**Exercise requirements:** Only the lines holding the string "into" are needed. Copy each one.

**Raw records:**
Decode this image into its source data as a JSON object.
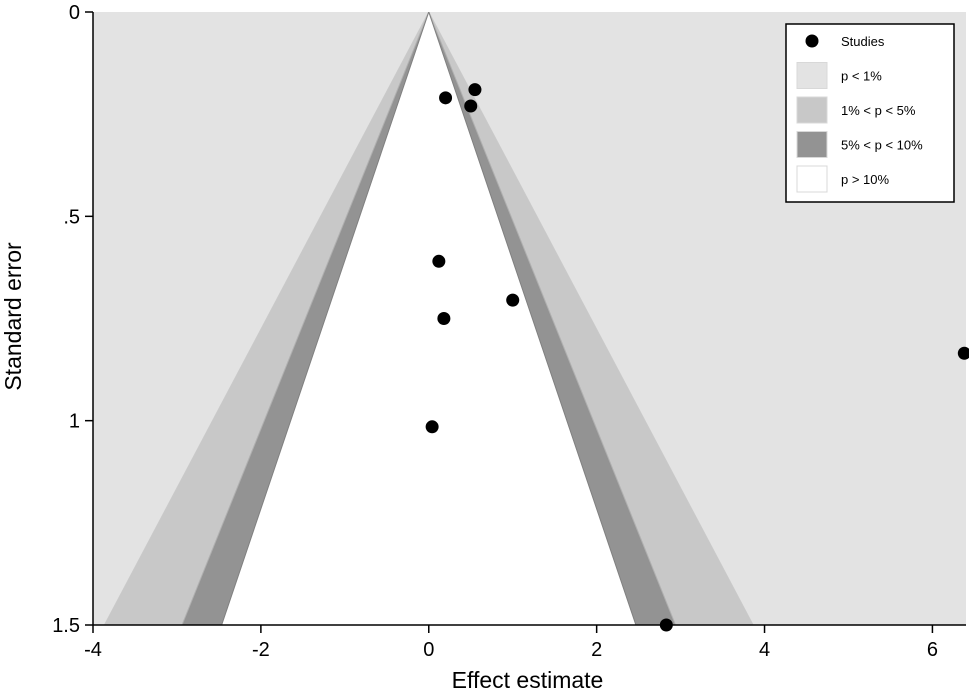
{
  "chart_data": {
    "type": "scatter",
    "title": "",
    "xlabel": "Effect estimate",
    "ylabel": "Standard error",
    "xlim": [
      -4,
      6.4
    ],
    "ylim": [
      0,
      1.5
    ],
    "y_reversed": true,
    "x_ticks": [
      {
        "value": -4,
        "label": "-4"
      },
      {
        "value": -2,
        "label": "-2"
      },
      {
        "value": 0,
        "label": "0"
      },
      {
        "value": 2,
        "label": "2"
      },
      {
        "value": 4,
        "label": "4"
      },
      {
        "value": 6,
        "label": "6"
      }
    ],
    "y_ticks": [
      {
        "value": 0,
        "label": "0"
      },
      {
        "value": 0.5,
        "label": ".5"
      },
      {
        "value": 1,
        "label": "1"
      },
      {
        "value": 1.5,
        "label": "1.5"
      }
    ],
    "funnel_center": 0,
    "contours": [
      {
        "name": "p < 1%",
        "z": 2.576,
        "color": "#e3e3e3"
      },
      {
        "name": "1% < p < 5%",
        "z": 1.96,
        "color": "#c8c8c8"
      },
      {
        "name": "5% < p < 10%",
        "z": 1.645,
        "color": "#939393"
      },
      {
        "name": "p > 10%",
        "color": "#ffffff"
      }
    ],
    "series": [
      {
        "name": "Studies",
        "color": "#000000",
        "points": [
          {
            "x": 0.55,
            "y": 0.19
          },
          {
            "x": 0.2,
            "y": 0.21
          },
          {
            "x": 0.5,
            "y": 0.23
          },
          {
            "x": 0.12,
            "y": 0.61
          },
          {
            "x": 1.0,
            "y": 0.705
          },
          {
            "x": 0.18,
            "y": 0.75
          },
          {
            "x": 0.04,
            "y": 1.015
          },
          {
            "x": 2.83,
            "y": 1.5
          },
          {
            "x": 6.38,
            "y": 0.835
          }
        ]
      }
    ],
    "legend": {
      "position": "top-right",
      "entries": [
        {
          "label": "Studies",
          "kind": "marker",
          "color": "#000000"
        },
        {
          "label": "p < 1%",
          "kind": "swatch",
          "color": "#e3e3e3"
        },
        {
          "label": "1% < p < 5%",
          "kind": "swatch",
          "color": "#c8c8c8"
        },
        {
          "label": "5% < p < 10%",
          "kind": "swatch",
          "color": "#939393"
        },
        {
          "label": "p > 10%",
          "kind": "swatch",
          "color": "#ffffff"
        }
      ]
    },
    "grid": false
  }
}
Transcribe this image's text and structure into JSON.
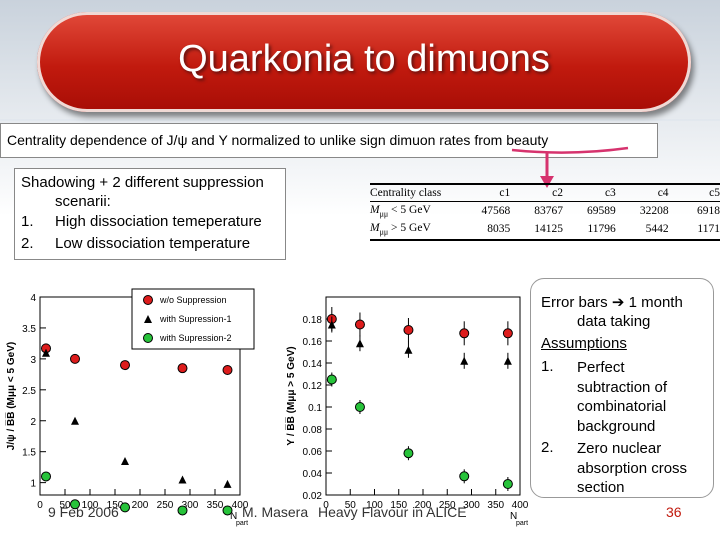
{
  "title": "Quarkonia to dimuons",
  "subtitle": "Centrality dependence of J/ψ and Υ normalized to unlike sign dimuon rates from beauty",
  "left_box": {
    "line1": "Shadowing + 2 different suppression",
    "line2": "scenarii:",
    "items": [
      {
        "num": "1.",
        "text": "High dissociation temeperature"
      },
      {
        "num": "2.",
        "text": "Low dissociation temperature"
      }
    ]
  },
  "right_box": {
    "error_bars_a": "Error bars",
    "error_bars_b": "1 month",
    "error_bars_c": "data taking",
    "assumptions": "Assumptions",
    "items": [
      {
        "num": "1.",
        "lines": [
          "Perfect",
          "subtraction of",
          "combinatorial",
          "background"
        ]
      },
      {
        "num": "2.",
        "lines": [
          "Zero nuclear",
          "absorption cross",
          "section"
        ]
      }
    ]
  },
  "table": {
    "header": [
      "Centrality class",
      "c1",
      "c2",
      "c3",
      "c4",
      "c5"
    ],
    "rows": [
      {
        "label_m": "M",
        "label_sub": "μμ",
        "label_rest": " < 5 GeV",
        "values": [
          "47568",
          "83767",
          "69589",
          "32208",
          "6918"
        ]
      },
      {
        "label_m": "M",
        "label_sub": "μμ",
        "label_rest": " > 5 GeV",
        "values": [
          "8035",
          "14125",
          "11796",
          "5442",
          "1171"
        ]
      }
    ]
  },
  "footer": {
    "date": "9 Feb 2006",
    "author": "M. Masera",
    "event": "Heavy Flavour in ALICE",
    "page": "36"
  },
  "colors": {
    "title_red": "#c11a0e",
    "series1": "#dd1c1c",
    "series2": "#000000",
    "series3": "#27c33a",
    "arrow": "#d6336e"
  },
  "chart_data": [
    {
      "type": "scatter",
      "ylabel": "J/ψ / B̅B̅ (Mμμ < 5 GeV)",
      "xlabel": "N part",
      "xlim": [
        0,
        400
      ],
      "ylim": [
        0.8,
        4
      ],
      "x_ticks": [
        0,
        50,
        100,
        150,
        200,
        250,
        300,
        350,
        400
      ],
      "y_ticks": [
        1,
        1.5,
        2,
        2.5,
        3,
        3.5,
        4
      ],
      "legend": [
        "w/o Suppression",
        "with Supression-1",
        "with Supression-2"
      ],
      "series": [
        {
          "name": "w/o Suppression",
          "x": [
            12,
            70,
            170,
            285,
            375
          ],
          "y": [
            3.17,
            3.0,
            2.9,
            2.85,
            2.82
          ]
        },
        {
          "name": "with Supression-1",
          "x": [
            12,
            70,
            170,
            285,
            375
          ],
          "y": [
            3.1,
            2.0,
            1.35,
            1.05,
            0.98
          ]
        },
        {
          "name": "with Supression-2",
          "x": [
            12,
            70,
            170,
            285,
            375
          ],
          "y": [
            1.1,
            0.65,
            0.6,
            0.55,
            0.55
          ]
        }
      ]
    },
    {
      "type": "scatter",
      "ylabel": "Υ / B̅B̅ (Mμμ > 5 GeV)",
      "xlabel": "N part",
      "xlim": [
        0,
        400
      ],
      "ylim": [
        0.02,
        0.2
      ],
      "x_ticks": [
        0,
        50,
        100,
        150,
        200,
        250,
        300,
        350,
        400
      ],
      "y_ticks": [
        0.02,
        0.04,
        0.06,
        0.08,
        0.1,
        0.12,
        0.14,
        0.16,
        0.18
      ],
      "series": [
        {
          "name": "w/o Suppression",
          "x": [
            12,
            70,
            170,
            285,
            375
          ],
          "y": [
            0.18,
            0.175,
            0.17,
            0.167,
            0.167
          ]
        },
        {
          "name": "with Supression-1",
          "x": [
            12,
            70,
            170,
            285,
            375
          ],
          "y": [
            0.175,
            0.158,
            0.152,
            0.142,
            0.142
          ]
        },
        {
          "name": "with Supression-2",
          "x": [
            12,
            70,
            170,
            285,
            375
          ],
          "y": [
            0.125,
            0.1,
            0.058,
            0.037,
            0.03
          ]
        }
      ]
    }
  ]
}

**Task result:**
Decode this image into its source data as a JSON object.
Transcribe this image's text and structure into JSON.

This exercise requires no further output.